--- Work to do ---
Print the listing that follows, character for character.

--- Items ---
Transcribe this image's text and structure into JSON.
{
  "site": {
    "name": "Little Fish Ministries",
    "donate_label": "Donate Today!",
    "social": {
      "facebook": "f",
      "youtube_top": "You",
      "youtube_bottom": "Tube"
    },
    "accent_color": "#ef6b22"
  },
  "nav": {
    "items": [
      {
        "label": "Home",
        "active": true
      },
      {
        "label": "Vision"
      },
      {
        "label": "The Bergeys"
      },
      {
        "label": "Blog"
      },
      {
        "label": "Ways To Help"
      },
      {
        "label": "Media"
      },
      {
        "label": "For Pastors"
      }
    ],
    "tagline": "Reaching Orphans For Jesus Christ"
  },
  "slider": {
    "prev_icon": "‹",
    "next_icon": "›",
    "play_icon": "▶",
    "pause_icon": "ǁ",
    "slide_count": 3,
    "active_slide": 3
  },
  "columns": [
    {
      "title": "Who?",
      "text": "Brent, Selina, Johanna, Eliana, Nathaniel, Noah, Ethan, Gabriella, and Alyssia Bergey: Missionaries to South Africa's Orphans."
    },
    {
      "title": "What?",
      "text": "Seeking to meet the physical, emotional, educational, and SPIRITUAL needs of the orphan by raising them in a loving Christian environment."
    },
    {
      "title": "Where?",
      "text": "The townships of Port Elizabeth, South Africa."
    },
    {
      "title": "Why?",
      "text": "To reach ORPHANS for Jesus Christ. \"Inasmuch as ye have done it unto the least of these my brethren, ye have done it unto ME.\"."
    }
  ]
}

--- Reply ---
Transcribe this image's text and structure into JSON.
{
  "site": {
    "name": "Little Fish Ministries",
    "donate_label": "Donate Today!",
    "social": {
      "facebook": "f",
      "youtube_top": "You",
      "youtube_bottom": "Tube"
    },
    "accent_color": "#ef6b22"
  },
  "nav": {
    "items": [
      {
        "label": "Home",
        "active": true
      },
      {
        "label": "Vision"
      },
      {
        "label": "The Bergeys"
      },
      {
        "label": "Blog"
      },
      {
        "label": "Ways To Help"
      },
      {
        "label": "Media"
      },
      {
        "label": "For Pastors"
      }
    ],
    "tagline": "Reaching Orphans For Jesus Christ"
  },
  "slider": {
    "prev_icon": "‹",
    "next_icon": "›",
    "play_icon": "▶",
    "pause_icon": "ǁ",
    "slide_count": 3,
    "active_slide": 3
  },
  "columns": [
    {
      "title": "Who?",
      "text": "Brent, Selina, Johanna, Eliana, Nathaniel, Noah, Ethan, Gabriella, and Alyssia Bergey: Missionaries to South Africa's Orphans."
    },
    {
      "title": "What?",
      "text": "Seeking to meet the physical, emotional, educational, and SPIRITUAL needs of the orphan by raising them in a loving Christian environment."
    },
    {
      "title": "Where?",
      "text": "The townships of Port Elizabeth, South Africa."
    },
    {
      "title": "Why?",
      "text": "To reach ORPHANS for Jesus Christ. \"Inasmuch as ye have done it unto the least of these my brethren, ye have done it unto ME.\"."
    }
  ]
}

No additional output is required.